start Input rows

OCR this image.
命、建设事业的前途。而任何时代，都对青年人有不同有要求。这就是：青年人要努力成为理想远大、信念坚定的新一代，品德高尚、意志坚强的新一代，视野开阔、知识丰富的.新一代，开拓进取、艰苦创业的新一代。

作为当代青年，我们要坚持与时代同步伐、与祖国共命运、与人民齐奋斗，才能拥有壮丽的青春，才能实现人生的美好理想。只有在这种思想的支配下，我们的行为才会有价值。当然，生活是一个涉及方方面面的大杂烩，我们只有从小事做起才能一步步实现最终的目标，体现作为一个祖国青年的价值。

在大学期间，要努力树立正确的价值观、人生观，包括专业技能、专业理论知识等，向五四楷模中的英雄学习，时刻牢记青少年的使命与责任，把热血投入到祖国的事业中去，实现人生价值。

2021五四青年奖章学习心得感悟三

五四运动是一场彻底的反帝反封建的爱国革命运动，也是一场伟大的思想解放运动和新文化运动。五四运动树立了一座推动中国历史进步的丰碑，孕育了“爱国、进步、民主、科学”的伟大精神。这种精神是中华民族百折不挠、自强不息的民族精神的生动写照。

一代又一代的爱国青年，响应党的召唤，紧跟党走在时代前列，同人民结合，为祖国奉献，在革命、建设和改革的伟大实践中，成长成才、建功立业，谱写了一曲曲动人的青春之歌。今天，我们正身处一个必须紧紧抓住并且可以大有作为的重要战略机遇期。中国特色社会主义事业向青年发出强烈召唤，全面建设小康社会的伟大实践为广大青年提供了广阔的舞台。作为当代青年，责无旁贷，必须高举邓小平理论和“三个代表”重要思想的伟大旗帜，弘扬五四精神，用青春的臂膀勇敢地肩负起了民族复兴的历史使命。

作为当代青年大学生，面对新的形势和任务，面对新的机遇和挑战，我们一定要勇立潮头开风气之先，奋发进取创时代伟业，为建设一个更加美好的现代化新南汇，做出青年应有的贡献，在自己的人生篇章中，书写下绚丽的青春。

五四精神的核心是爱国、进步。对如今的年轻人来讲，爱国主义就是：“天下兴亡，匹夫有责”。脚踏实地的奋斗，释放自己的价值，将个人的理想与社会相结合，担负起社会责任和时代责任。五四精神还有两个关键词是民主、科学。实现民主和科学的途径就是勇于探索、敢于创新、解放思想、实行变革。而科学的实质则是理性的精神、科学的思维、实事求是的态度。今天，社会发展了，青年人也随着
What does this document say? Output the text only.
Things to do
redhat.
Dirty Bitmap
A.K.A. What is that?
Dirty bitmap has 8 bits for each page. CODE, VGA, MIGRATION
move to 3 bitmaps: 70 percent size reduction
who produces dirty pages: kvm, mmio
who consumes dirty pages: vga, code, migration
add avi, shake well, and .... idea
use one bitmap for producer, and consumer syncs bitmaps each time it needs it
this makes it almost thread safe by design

end Input rows

Pull out each record as written and restate it exactly.

_Answer for this exercise:_
OCR this image.
命、建设事业的前途。而任何时代，都对青年人有不同有要求。这就是：青年人要努力成为理想远大、信念坚定的新一代，品德高尚、意志坚强的新一代，视野开阔、知识丰富的.新一代，开拓进取、艰苦创业的新一代。

作为当代青年，我们要坚持与时代同步伐、与祖国共命运、与人民齐奋斗，才能拥有壮丽的青春，才能实现人生的美好理想。只有在这种思想的支配下，我们的行为才会有价值。当然，生活是一个涉及方方面面的大杂烩，我们只有从小事做起才能一步步实现最终的目标，体现作为一个祖国青年的价值。

在大学期间，要努力树立正确的价值观、人生观，包括专业技能、专业理论知识等，向五四楷模中的英雄学习，时刻牢记青少年的使命与责任，把热血投入到祖国的事业中去，实现人生价值。

2021五四青年奖章学习心得感悟三

五四运动是一场彻底的反帝反封建的爱国革命运动，也是一场伟大的思想解放运动和新文化运动。五四运动树立了一座推动中国历史进步的丰碑，孕育了“爱国、进步、民主、科学”的伟大精神。这种精神是中华民族百折不挠、自强不息的民族精神的生动写照。

一代又一代的爱国青年，响应党的召唤，紧跟党走在时代前列，同人民结合，为祖国奉献，在革命、建设和改革的伟大实践中，成长成才、建功立业，谱写了一曲曲动人的青春之歌。今天，我们正身处一个必须紧紧抓住并且可以大有作为的重要战略机遇期。中国特色社会主义事业向青年发出强烈召唤，全面建设小康社会的伟大实践为广大青年提供了广阔的舞台。作为当代青年，责无旁贷，必须高举邓小平理论和“三个代表”重要思想的伟大旗帜，弘扬五四精神，用青春的臂膀勇敢地肩负起了民族复兴的历史使命。

作为当代青年大学生，面对新的形势和任务，面对新的机遇和挑战，我们一定要勇立潮头开风气之先，奋发进取创时代伟业，为建设一个更加美好的现代化新南汇，做出青年应有的贡献，在自己的人生篇章中，书写下绚丽的青春。

五四精神的核心是爱国、进步。对如今的年轻人来讲，爱国主义就是：“天下兴亡，匹夫有责”。脚踏实地的奋斗，释放自己的价值，将个人的理想与社会相结合，担负起社会责任和时代责任。五四精神还有两个关键词是民主、科学。实现民主和科学的途径就是勇于探索、敢于创新、解放思想、实行变革。而科学的实质则是理性的精神、科学的思维、实事求是的态度。今天，社会发展了，青年人也随着
What does this document say? Output the text only.
Things to do
redhat.
Dirty Bitmap
A.K.A. What is that?
Dirty bitmap has 8 bits for each page. CODE, VGA, MIGRATION
move to 3 bitmaps: 70 percent size reduction
who produces dirty pages: kvm, mmio
who consumes dirty pages: vga, code, migration
add avi, shake well, and .... idea
use one bitmap for producer, and consumer syncs bitmaps each time it needs it
this makes it almost thread safe by design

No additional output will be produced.